◆ The task ◆
In the copy, keep every record exact and leave out all images.

◆ Exercise data ◆

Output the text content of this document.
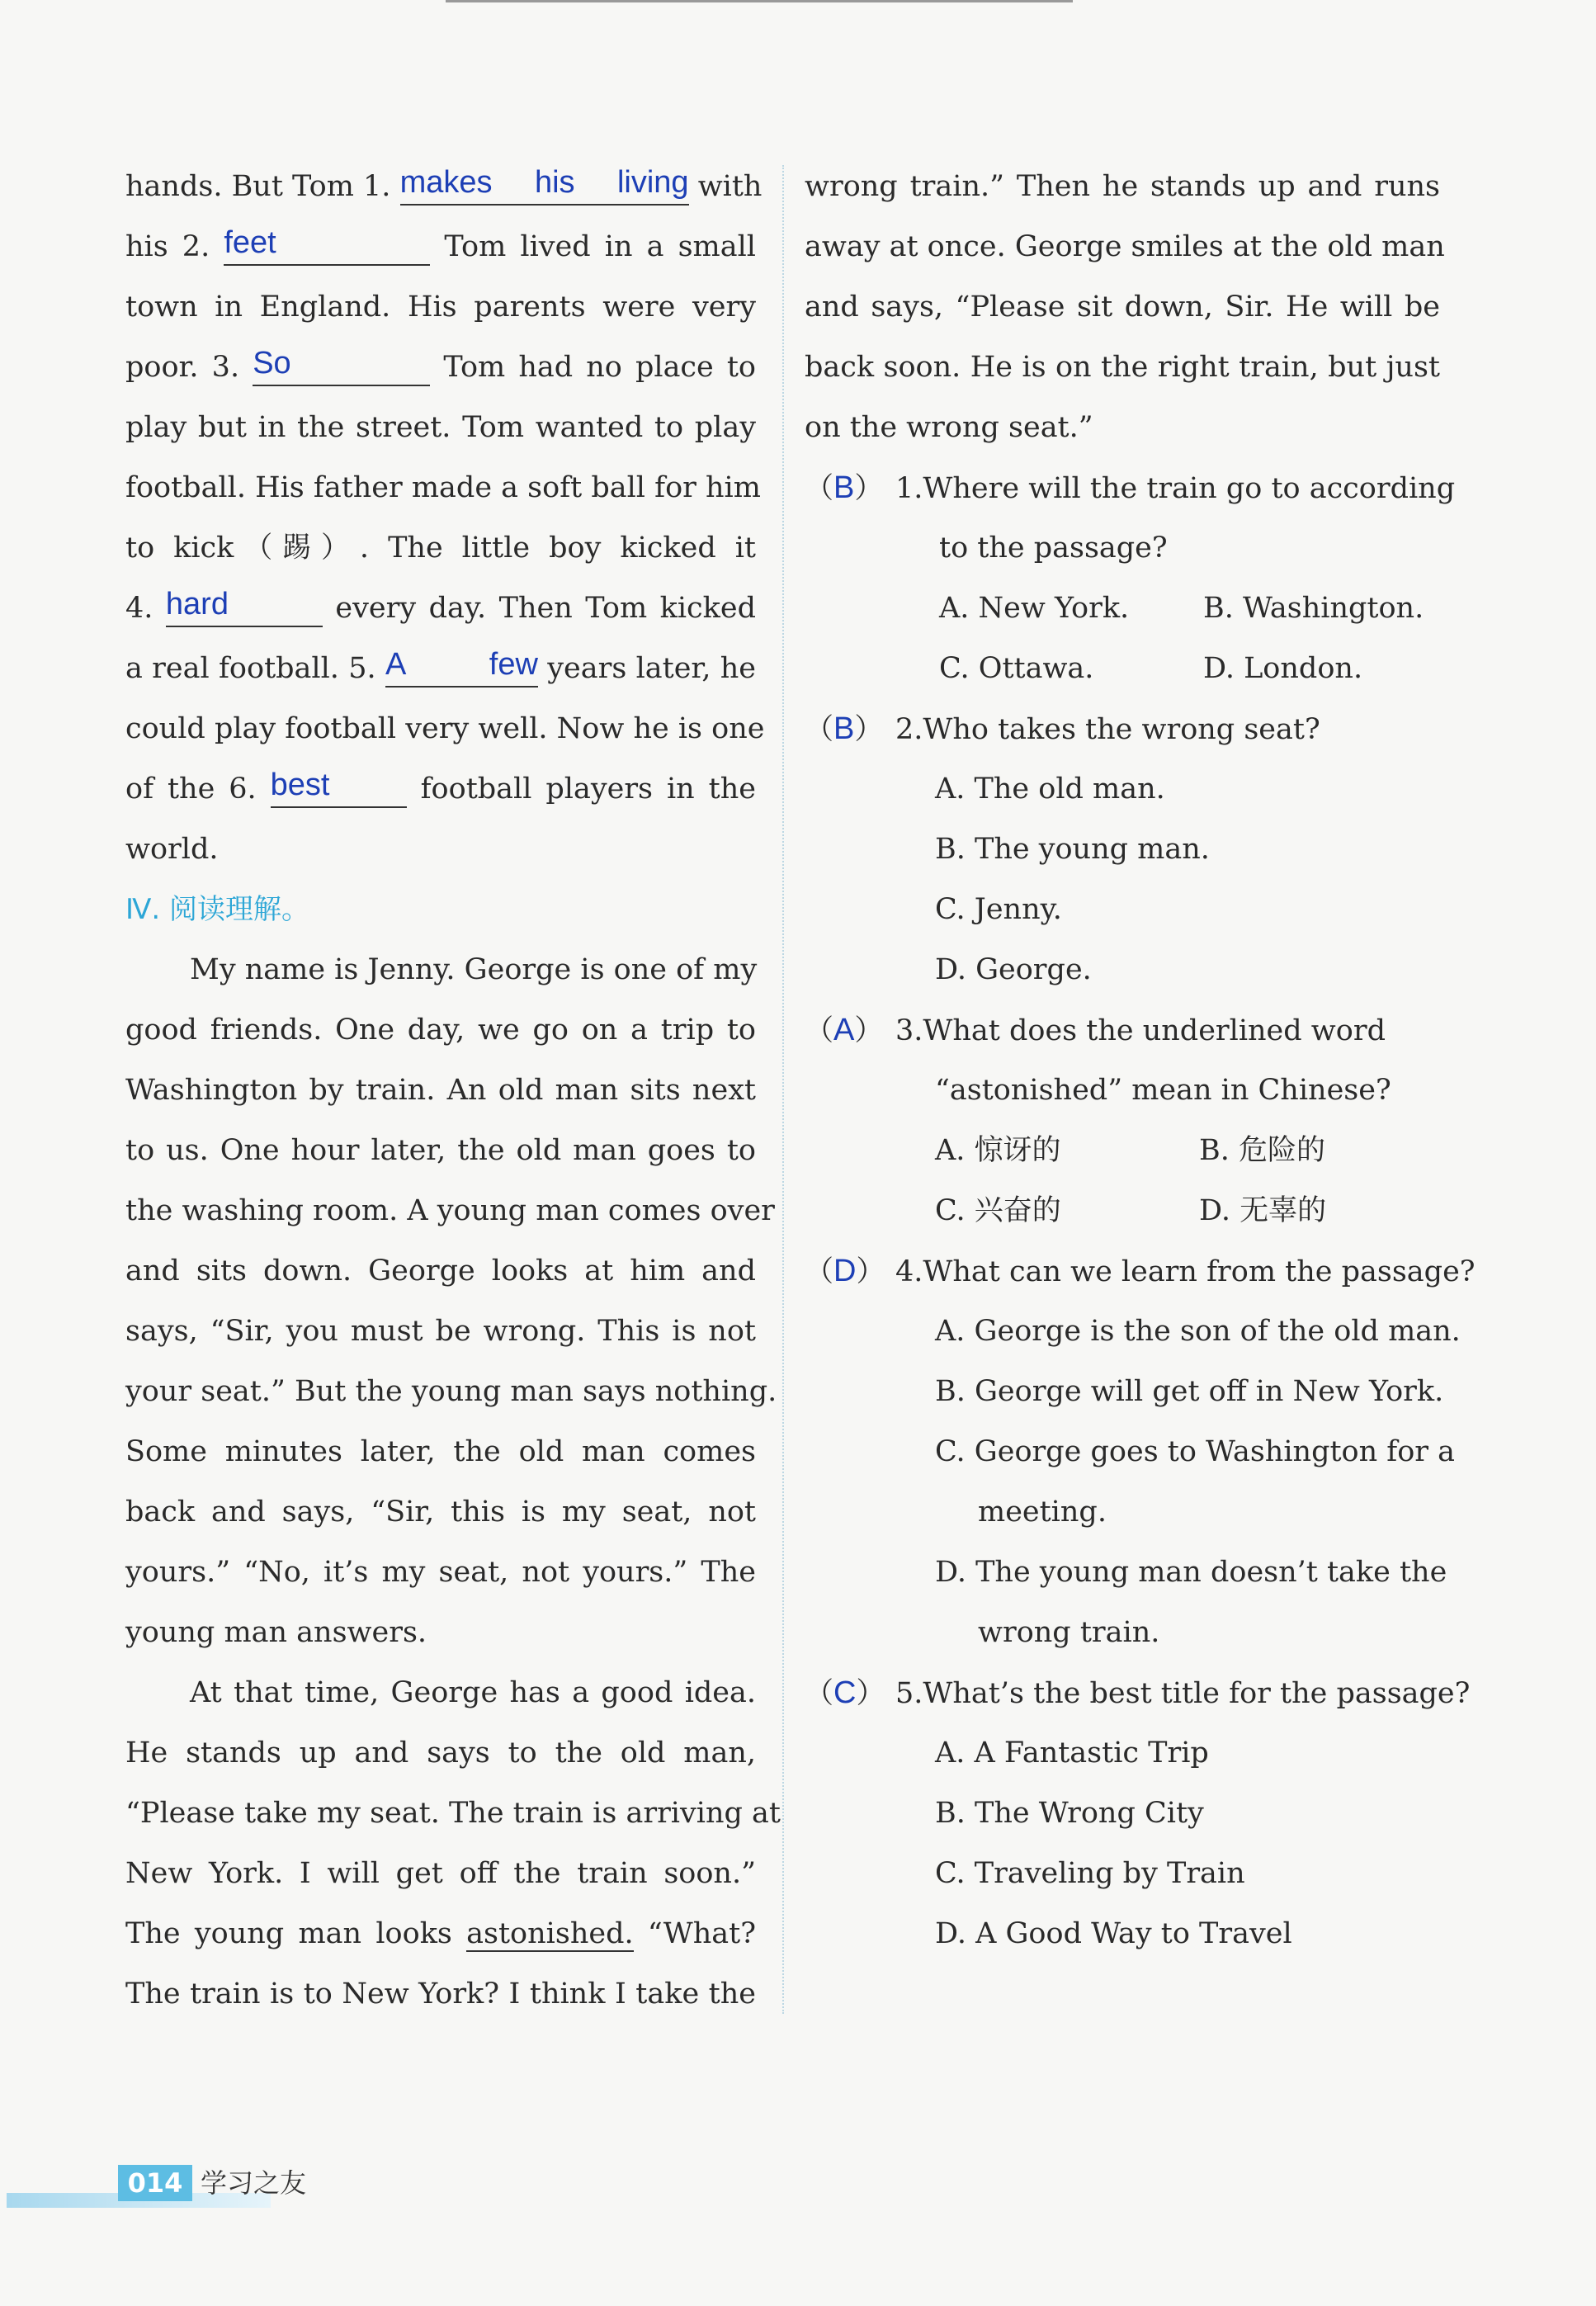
hands. But Tom 1. makes his living with
his 2. feet	Tom lived in a small
town in England. His parents were very
poor. 3. So	Tom had no place to
play but in the street. Tom wanted to play
football. His father made a soft ball for him
to kick（踢）. The little boy kicked it
4. hard	every day. Then Tom kicked
a real football. 5. A few years later, he
could play football very well. Now he is one
of the 6. best	football players in the
world.
Ⅳ. 阅读理解。
My name is Jenny. George is one of my
good friends. One day, we go on a trip to
Washington by train. An old man sits next
to us. One hour later, the old man goes to
the washing room. A young man comes over
and sits down. George looks at him and
says, “Sir, you must be wrong. This is not
your seat.” But the young man says nothing.
Some minutes later, the old man comes
back and says, “Sir, this is my seat, not
yours.” “No, it’s my seat, not yours.” The
young man answers.
At that time, George has a good idea.
He stands up and says to the old man,
“Please take my seat. The train is arriving at
New York. I will get off the train soon.”
The young man looks astonished. “What?
The train is to New York? I think I take the
wrong train.” Then he stands up and runs
away at once. George smiles at the old man
and says, “Please sit down, Sir. He will be
back soon. He is on the right train, but just
on the wrong seat.”
（B） 1.Where will the train go to according
to the passage?
A. New York.	B. Washington.
C. Ottawa.	D. London.
（B） 2.Who takes the wrong seat?
A. The old man.
B. The young man.
C. Jenny.
D. George.
（A） 3.What does the underlined word
“astonished” mean in Chinese?
A. 惊讶的	B. 危险的
C. 兴奋的	D. 无辜的
（D） 4.What can we learn from the passage?
A. George is the son of the old man.
B. George will get off in New York.
C. George goes to Washington for a
meeting.
D. The young man doesn’t take the
wrong train.
（C） 5.What’s the best title for the passage?
A. A Fantastic Trip
B. The Wrong City
C. Traveling by Train
D. A Good Way to Travel
014 学习之友
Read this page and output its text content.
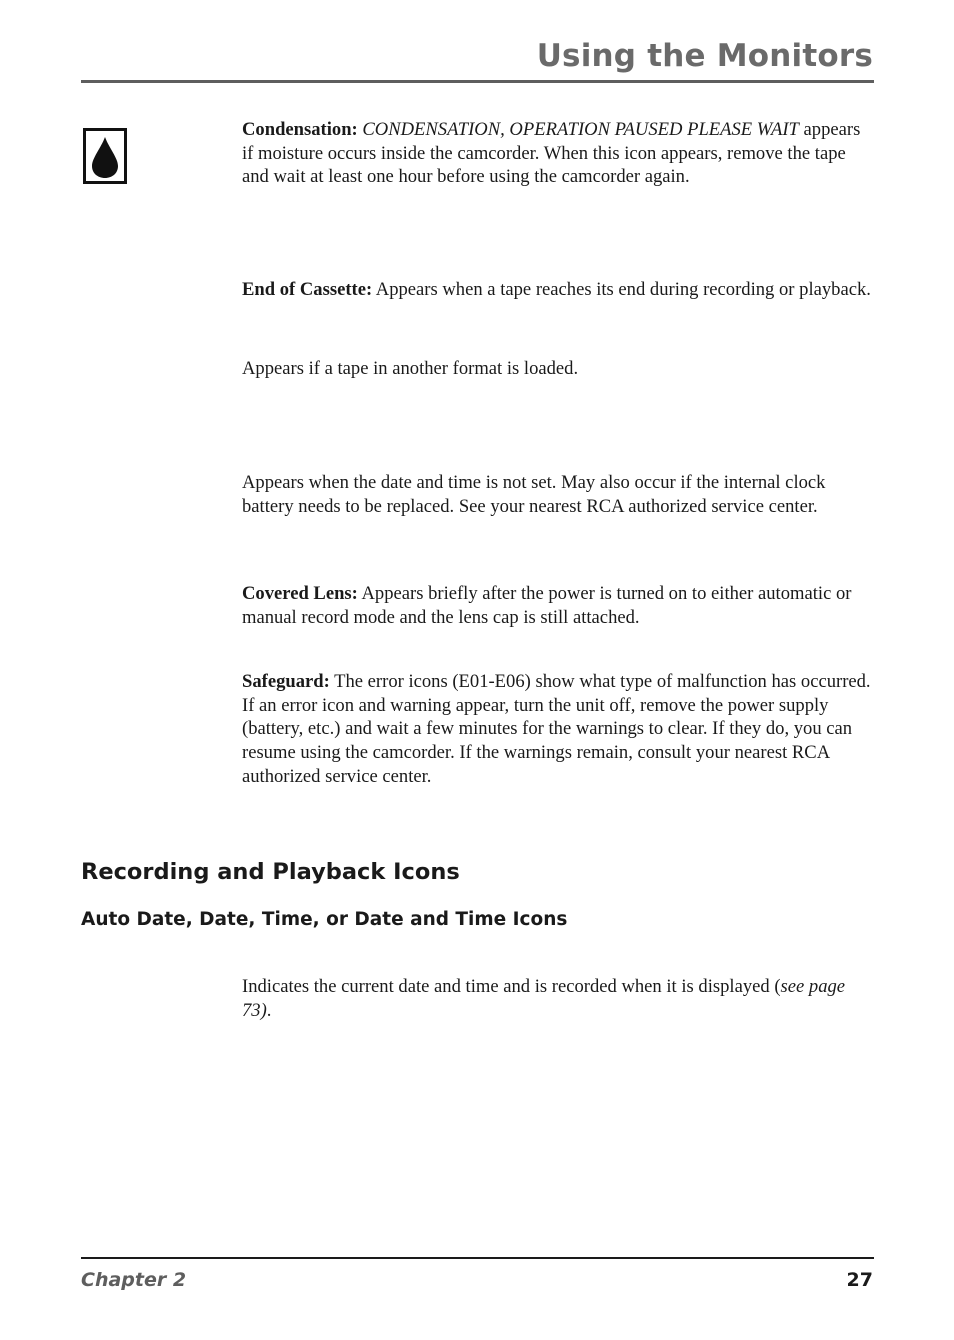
Using the Monitors
Condensation: CONDENSATION, OPERATION PAUSED PLEASE WAIT appears if moisture occurs inside the camcorder. When this icon appears, remove the tape and wait at least one hour before using the camcorder again.
End of Cassette: Appears when a tape reaches its end during recording or playback.
Appears if a tape in another format is loaded.
Appears when the date and time is not set. May also occur if the internal clock battery needs to be replaced. See your nearest RCA authorized service center.
Covered Lens: Appears briefly after the power is turned on to either automatic or manual record mode and the lens cap is still attached.
Safeguard: The error icons (E01-E06) show what type of malfunction has occurred. If an error icon and warning appear, turn the unit off, remove the power supply (battery, etc.) and wait a few minutes for the warnings to clear. If they do, you can resume using the camcorder. If the warnings remain, consult your nearest RCA authorized service center.
Recording and Playback Icons
Auto Date, Date, Time, or Date and Time Icons
Indicates the current date and time and is recorded when it is displayed (see page 73).
Chapter 2	27
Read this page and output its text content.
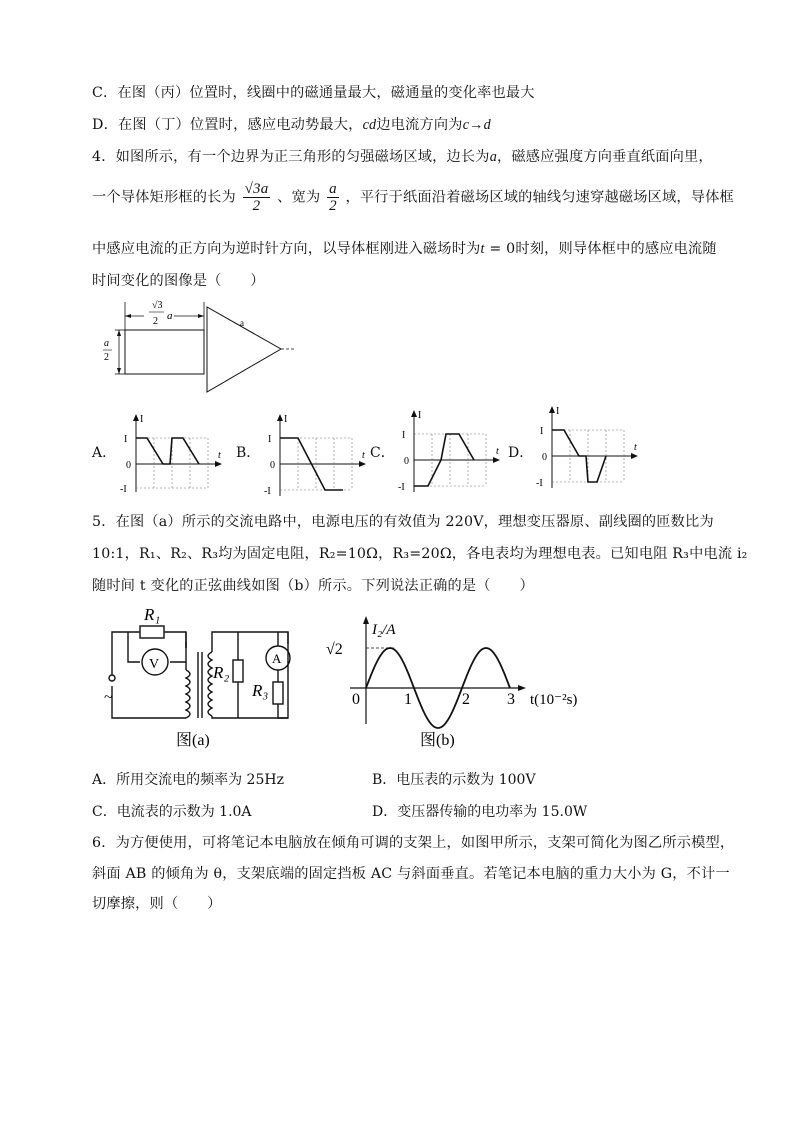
C．在图（丙）位置时，线圈中的磁通量最大，磁通量的变化率也最大
D．在图（丁）位置时，感应电动势最大，cd边电流方向为c→d
4．如图所示，有一个边界为正三角形的匀强磁场区域，边长为a，磁感应强度方向垂直纸面向里，
一个导体矩形框的长为 $\frac{√3a}{2}$ 、宽为 $\frac{a}{2}$ ，平行于纸面沿着磁场区域的轴线匀速穿越磁场区域，导体框
中感应电流的正方向为逆时针方向，以导体框刚进入磁场时为t = 0时刻，则导体框中的感应电流随
时间变化的图像是（　　）
√3
2 a
a
2
a
A．
I
I
0
-I
t B．
I
I
0
-I
t C．
I
I
0
-I
t D．
I
I
0
-I
t
5．在图（a）所示的交流电路中，电源电压的有效值为 220V，理想变压器原、副线圈的匝数比为
10:1，R₁、R₂、R₃均为固定电阻，R₂=10Ω，R₃=20Ω，各电表均为理想电表。已知电阻 R₃中电流 i₂
随时间 t 变化的正弦曲线如图（b）所示。下列说法正确的是（　　）
R₁
V
~
R₂
A
R₃
图(a)
I₂/A
√2
0	1	2 3 t(10⁻²s)
图(b)
A．所用交流电的频率为 25Hz	B．电压表的示数为 100V
C．电流表的示数为 1.0A	D．变压器传输的电功率为 15.0W
6．为方便使用，可将笔记本电脑放在倾角可调的支架上，如图甲所示，支架可简化为图乙所示模型，
斜面 AB 的倾角为 θ，支架底端的固定挡板 AC 与斜面垂直。若笔记本电脑的重力大小为 G，不计一
切摩擦，则（　　）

◆ Answer to this problem ◆
Output the text content of this document.
hands. But Tom 1. makes his living with
his 2. feet	Tom lived in a small
town in England. His parents were very
poor. 3. So	Tom had no place to
play but in the street. Tom wanted to play
football. His father made a soft ball for him
to kick（踢）. The little boy kicked it
4. hard	every day. Then Tom kicked
a real football. 5. A few years later, he
could play football very well. Now he is one
of the 6. best	football players in the
world.
Ⅳ. 阅读理解。
My name is Jenny. George is one of my
good friends. One day, we go on a trip to
Washington by train. An old man sits next
to us. One hour later, the old man goes to
the washing room. A young man comes over
and sits down. George looks at him and
says, “Sir, you must be wrong. This is not
your seat.” But the young man says nothing.
Some minutes later, the old man comes
back and says, “Sir, this is my seat, not
yours.” “No, it’s my seat, not yours.” The
young man answers.
At that time, George has a good idea.
He stands up and says to the old man,
“Please take my seat. The train is arriving at
New York. I will get off the train soon.”
The young man looks astonished. “What?
The train is to New York? I think I take the
wrong train.” Then he stands up and runs
away at once. George smiles at the old man
and says, “Please sit down, Sir. He will be
back soon. He is on the right train, but just
on the wrong seat.”
（B） 1.Where will the train go to according
to the passage?
A. New York.	B. Washington.
C. Ottawa.	D. London.
（B） 2.Who takes the wrong seat?
A. The old man.
B. The young man.
C. Jenny.
D. George.
（A） 3.What does the underlined word
“astonished” mean in Chinese?
A. 惊讶的	B. 危险的
C. 兴奋的	D. 无辜的
（D） 4.What can we learn from the passage?
A. George is the son of the old man.
B. George will get off in New York.
C. George goes to Washington for a
meeting.
D. The young man doesn’t take the
wrong train.
（C） 5.What’s the best title for the passage?
A. A Fantastic Trip
B. The Wrong City
C. Traveling by Train
D. A Good Way to Travel
014 学习之友
Read this page and output its text content.
Using the Monitors
Condensation: CONDENSATION, OPERATION PAUSED PLEASE WAIT appears if moisture occurs inside the camcorder. When this icon appears, remove the tape and wait at least one hour before using the camcorder again.
End of Cassette: Appears when a tape reaches its end during recording or playback.
Appears if a tape in another format is loaded.
Appears when the date and time is not set. May also occur if the internal clock battery needs to be replaced. See your nearest RCA authorized service center.
Covered Lens: Appears briefly after the power is turned on to either automatic or manual record mode and the lens cap is still attached.
Safeguard: The error icons (E01-E06) show what type of malfunction has occurred. If an error icon and warning appear, turn the unit off, remove the power supply (battery, etc.) and wait a few minutes for the warnings to clear. If they do, you can resume using the camcorder. If the warnings remain, consult your nearest RCA authorized service center.
Recording and Playback Icons
Auto Date, Date, Time, or Date and Time Icons
Indicates the current date and time and is recorded when it is displayed (see page 73).
Chapter 2	27
Read this page and output its text content.
C．在图（丙）位置时，线圈中的磁通量最大，磁通量的变化率也最大
D．在图（丁）位置时，感应电动势最大，cd边电流方向为c→d
4．如图所示，有一个边界为正三角形的匀强磁场区域，边长为a，磁感应强度方向垂直纸面向里，
一个导体矩形框的长为 $\frac{√3a}{2}$ 、宽为 $\frac{a}{2}$ ，平行于纸面沿着磁场区域的轴线匀速穿越磁场区域，导体框
中感应电流的正方向为逆时针方向，以导体框刚进入磁场时为t = 0时刻，则导体框中的感应电流随
时间变化的图像是（　　）
√3
2 a
a
2
a
A．
I
I
0
-I
t B．
I
I
0
-I
t C．
I
I
0
-I
t D．
I
I
0
-I
t
5．在图（a）所示的交流电路中，电源电压的有效值为 220V，理想变压器原、副线圈的匝数比为
10:1，R₁、R₂、R₃均为固定电阻，R₂=10Ω，R₃=20Ω，各电表均为理想电表。已知电阻 R₃中电流 i₂
随时间 t 变化的正弦曲线如图（b）所示。下列说法正确的是（　　）
R₁
V
~
R₂
A
R₃
图(a)
I₂/A
√2
0	1	2 3 t(10⁻²s)
图(b)
A．所用交流电的频率为 25Hz	B．电压表的示数为 100V
C．电流表的示数为 1.0A	D．变压器传输的电功率为 15.0W
6．为方便使用，可将笔记本电脑放在倾角可调的支架上，如图甲所示，支架可简化为图乙所示模型，
斜面 AB 的倾角为 θ，支架底端的固定挡板 AC 与斜面垂直。若笔记本电脑的重力大小为 G，不计一
切摩擦，则（　　）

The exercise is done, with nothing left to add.